== Exercise requirements ==
Write out each line in which the string "least" is present.

:: Records supplied ::

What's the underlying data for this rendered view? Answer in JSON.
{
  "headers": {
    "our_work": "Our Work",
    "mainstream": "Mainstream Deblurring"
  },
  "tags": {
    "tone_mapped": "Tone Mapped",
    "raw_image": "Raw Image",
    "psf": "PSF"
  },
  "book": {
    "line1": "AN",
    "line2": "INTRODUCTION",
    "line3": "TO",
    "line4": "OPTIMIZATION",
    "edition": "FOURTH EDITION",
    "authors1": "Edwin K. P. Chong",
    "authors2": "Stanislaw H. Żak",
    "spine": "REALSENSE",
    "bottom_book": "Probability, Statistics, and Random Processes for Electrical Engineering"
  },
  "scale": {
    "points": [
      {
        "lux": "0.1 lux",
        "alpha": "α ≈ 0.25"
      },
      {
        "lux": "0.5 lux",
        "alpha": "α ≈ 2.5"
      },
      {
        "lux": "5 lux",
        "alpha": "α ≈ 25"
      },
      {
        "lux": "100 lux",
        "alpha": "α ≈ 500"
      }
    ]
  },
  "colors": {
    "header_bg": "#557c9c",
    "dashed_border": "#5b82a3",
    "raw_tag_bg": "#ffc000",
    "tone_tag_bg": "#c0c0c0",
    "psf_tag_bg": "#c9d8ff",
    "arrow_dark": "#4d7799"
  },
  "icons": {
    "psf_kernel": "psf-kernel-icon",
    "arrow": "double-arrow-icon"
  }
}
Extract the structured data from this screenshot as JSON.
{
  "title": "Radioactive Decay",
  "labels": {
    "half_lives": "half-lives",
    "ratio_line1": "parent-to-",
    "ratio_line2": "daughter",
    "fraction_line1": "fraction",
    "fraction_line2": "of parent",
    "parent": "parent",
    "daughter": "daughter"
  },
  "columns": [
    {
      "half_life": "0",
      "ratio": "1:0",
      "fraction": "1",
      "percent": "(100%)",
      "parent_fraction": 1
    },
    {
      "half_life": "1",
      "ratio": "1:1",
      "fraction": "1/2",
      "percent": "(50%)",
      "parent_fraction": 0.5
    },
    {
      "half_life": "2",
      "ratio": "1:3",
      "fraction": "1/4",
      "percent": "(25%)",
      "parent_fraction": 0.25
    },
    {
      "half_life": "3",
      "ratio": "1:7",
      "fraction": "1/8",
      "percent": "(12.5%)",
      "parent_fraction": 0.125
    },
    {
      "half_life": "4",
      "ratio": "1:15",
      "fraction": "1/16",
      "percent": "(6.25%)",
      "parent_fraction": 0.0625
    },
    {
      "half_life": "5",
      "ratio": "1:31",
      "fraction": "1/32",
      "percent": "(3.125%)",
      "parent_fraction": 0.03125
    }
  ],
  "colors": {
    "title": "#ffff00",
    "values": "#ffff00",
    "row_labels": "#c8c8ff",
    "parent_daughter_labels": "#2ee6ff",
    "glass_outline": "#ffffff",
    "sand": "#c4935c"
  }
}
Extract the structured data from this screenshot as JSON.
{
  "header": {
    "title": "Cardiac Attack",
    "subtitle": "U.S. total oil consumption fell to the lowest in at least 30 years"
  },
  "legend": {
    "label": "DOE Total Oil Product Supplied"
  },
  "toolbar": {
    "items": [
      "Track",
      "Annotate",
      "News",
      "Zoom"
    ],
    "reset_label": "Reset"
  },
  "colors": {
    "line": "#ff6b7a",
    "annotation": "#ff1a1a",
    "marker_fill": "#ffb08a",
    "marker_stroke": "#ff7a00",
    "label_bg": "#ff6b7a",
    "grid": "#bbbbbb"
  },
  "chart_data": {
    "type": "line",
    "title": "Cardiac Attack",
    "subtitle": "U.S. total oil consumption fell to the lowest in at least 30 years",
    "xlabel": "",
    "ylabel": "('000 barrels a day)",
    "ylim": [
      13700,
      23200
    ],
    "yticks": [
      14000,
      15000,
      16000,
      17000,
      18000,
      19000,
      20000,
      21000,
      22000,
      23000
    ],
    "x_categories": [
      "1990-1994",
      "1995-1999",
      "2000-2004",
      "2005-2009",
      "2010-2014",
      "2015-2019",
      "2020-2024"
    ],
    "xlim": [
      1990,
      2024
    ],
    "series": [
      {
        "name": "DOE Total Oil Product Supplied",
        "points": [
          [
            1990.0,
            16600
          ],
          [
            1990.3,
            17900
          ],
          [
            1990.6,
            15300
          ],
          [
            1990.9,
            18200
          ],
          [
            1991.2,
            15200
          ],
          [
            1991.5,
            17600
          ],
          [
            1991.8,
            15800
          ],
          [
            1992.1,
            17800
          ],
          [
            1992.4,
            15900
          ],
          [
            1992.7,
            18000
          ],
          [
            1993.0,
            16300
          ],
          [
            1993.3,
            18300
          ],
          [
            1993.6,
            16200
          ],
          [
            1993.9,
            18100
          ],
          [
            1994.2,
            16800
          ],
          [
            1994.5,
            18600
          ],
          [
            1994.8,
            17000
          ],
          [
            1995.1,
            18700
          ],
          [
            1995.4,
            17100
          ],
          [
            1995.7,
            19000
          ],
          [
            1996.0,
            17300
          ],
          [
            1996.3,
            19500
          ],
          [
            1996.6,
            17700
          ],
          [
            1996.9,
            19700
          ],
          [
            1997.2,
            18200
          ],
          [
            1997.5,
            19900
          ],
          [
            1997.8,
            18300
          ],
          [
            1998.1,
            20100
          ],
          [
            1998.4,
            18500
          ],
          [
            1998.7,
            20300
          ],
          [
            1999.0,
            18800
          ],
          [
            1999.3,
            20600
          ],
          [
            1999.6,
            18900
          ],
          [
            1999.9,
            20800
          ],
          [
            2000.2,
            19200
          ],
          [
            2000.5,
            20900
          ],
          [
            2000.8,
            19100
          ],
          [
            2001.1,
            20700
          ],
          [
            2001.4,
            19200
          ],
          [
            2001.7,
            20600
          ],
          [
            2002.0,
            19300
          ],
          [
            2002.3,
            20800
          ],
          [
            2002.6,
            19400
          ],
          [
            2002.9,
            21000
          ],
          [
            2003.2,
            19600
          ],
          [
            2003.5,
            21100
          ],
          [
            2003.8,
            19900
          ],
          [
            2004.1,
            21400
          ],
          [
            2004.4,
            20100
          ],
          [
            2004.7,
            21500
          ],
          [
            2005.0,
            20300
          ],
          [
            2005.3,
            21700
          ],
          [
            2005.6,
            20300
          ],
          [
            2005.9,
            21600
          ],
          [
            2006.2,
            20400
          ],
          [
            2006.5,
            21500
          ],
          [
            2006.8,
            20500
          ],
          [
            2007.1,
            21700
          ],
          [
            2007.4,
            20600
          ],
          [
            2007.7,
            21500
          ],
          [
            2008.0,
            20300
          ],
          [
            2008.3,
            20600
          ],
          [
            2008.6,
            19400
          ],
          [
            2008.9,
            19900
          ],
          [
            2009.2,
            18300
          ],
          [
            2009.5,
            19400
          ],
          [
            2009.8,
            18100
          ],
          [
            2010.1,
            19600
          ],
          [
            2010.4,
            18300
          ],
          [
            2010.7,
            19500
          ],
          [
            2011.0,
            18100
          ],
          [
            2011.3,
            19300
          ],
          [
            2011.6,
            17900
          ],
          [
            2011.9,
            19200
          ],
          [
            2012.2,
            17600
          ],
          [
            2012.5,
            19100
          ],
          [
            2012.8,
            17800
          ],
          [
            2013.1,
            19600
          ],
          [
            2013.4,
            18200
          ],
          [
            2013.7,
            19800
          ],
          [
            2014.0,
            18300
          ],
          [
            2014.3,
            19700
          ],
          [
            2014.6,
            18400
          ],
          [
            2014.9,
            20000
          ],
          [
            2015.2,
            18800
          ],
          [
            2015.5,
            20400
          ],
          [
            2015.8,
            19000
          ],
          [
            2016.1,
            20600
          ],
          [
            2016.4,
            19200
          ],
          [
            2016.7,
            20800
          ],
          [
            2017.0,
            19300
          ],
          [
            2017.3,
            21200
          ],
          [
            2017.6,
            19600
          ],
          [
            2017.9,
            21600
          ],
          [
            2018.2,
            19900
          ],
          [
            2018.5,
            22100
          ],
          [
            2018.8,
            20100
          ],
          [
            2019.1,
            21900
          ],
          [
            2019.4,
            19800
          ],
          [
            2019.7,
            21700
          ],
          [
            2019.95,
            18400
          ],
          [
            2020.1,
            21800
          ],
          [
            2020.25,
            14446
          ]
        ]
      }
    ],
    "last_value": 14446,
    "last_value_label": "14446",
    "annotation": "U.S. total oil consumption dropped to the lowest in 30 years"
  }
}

:::

== The solution ==
    "subtitle": "U.S. total oil consumption fell to the lowest in at least 30 years"
    "subtitle": "U.S. total oil consumption fell to the lowest in at least 30 years",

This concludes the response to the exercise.